REQUIRED TASK: Return all entries word for word, but drop any images.

INFORMATION SHOWN:

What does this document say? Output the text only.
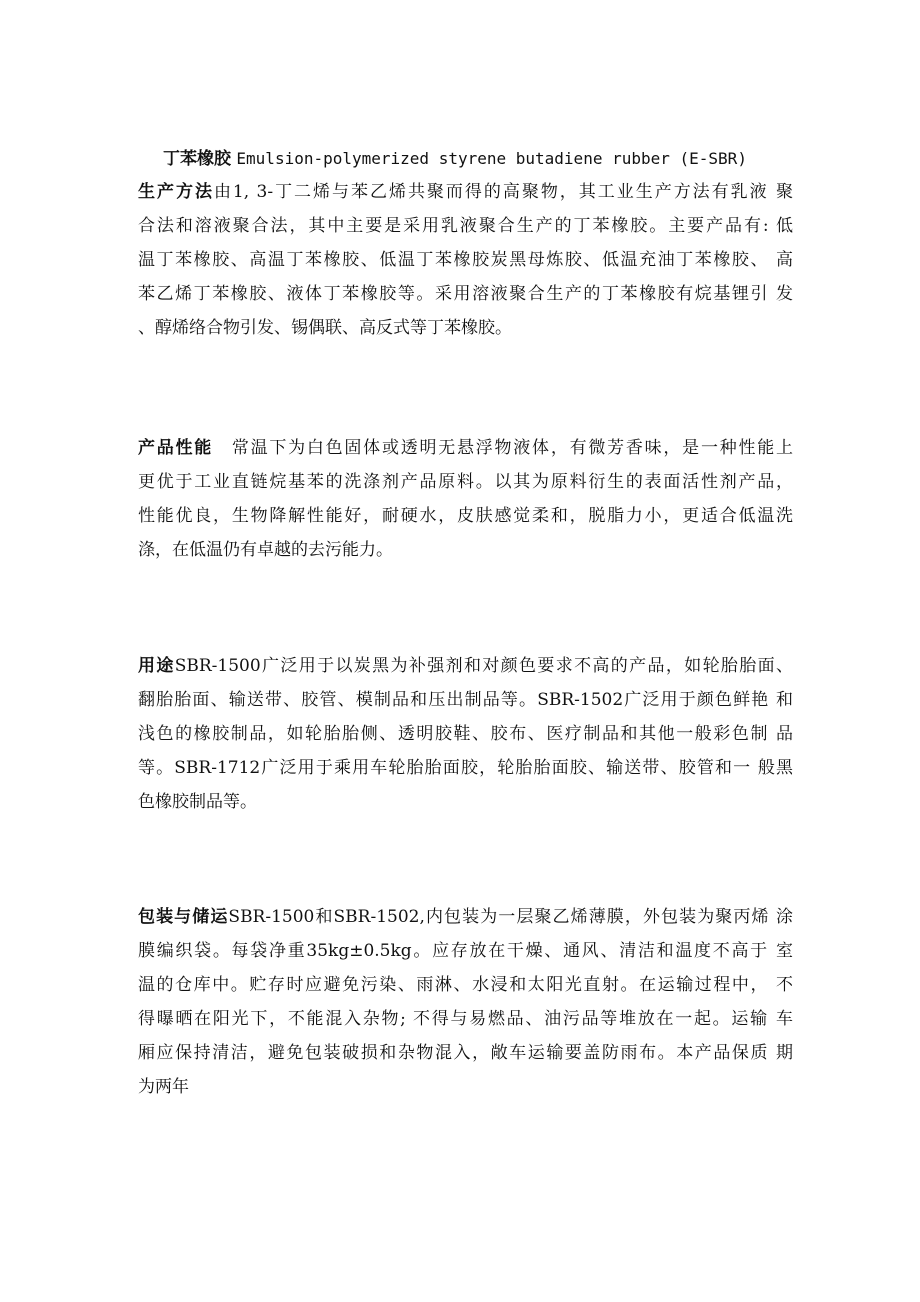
丁苯橡胶 Emulsion-polymerized styrene butadiene rubber (E-SBR)
生产方法由1, 3-丁二烯与苯乙烯共聚而得的高聚物，其工业生产方法有乳液 聚
合法和溶液聚合法，其中主要是采用乳液聚合生产的丁苯橡胶。主要产品有: 低
温丁苯橡胶、高温丁苯橡胶、低温丁苯橡胶炭黑母炼胶、低温充油丁苯橡胶、 高
苯乙烯丁苯橡胶、液体丁苯橡胶等。采用溶液聚合生产的丁苯橡胶有烷基锂引 发
、醇烯络合物引发、锡偶联、高反式等丁苯橡胶。
产品性能　常温下为白色固体或透明无悬浮物液体，有微芳香味，是一种性能上
更优于工业直链烷基苯的洗涤剂产品原料。以其为原料衍生的表面活性剂产品，
性能优良，生物降解性能好，耐硬水，皮肤感觉柔和，脱脂力小，更适合低温洗
涤，在低温仍有卓越的去污能力。
用途SBR-1500广泛用于以炭黑为补强剂和对颜色要求不高的产品，如轮胎胎面、
翻胎胎面、输送带、胶管、模制品和压出制品等。SBR-1502广泛用于颜色鲜艳 和
浅色的橡胶制品，如轮胎胎侧、透明胶鞋、胶布、医疗制品和其他一般彩色制 品
等。SBR-1712广泛用于乘用车轮胎胎面胶，轮胎胎面胶、输送带、胶管和一 般黑
色橡胶制品等。
包装与储运SBR-1500和SBR-1502,内包装为一层聚乙烯薄膜，外包装为聚丙烯 涂
膜编织袋。每袋净重35kg±0.5kg。应存放在干燥、通风、清洁和温度不高于 室
温的仓库中。贮存时应避免污染、雨淋、水浸和太阳光直射。在运输过程中， 不
得曝晒在阳光下，不能混入杂物; 不得与易燃品、油污品等堆放在一起。运输 车
厢应保持清洁，避免包装破损和杂物混入，敞车运输要盖防雨布。本产品保质 期
为两年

COMPLETE OUTPUT:
What does this document say? Output the text only.
丁苯橡胶 Emulsion-polymerized styrene butadiene rubber (E-SBR)
生产方法由1, 3-丁二烯与苯乙烯共聚而得的高聚物，其工业生产方法有乳液 聚
合法和溶液聚合法，其中主要是采用乳液聚合生产的丁苯橡胶。主要产品有: 低
温丁苯橡胶、高温丁苯橡胶、低温丁苯橡胶炭黑母炼胶、低温充油丁苯橡胶、 高
苯乙烯丁苯橡胶、液体丁苯橡胶等。采用溶液聚合生产的丁苯橡胶有烷基锂引 发
、醇烯络合物引发、锡偶联、高反式等丁苯橡胶。
产品性能　常温下为白色固体或透明无悬浮物液体，有微芳香味，是一种性能上
更优于工业直链烷基苯的洗涤剂产品原料。以其为原料衍生的表面活性剂产品，
性能优良，生物降解性能好，耐硬水，皮肤感觉柔和，脱脂力小，更适合低温洗
涤，在低温仍有卓越的去污能力。
用途SBR-1500广泛用于以炭黑为补强剂和对颜色要求不高的产品，如轮胎胎面、
翻胎胎面、输送带、胶管、模制品和压出制品等。SBR-1502广泛用于颜色鲜艳 和
浅色的橡胶制品，如轮胎胎侧、透明胶鞋、胶布、医疗制品和其他一般彩色制 品
等。SBR-1712广泛用于乘用车轮胎胎面胶，轮胎胎面胶、输送带、胶管和一 般黑
色橡胶制品等。
包装与储运SBR-1500和SBR-1502,内包装为一层聚乙烯薄膜，外包装为聚丙烯 涂
膜编织袋。每袋净重35kg±0.5kg。应存放在干燥、通风、清洁和温度不高于 室
温的仓库中。贮存时应避免污染、雨淋、水浸和太阳光直射。在运输过程中， 不
得曝晒在阳光下，不能混入杂物; 不得与易燃品、油污品等堆放在一起。运输 车
厢应保持清洁，避免包装破损和杂物混入，敞车运输要盖防雨布。本产品保质 期
为两年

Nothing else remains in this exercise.